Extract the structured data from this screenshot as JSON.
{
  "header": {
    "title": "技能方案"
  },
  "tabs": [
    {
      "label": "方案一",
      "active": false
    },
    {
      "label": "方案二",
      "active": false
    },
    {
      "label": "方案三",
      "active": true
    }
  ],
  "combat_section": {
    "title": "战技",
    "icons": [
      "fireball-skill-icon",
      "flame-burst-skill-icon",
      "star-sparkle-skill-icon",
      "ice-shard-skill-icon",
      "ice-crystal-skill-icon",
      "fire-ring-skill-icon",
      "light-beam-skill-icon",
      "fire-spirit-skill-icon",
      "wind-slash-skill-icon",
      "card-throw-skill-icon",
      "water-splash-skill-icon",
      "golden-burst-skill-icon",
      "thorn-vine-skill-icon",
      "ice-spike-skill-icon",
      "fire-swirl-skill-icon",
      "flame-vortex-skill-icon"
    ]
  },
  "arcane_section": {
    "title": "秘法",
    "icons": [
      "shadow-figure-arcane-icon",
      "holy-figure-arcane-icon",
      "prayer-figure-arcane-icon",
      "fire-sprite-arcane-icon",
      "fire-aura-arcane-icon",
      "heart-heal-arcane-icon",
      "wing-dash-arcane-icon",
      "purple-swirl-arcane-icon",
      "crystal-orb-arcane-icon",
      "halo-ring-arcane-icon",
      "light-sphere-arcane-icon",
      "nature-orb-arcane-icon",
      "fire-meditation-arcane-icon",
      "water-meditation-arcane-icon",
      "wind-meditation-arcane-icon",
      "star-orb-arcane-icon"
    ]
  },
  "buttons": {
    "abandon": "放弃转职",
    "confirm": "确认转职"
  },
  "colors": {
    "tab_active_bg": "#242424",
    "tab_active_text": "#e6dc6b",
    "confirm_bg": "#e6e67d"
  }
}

_____

## TASK BRIEF
Show every line in the records above that contains the word "burst".

## EXERCISE RESULT
      "flame-burst-skill-icon",
      "golden-burst-skill-icon",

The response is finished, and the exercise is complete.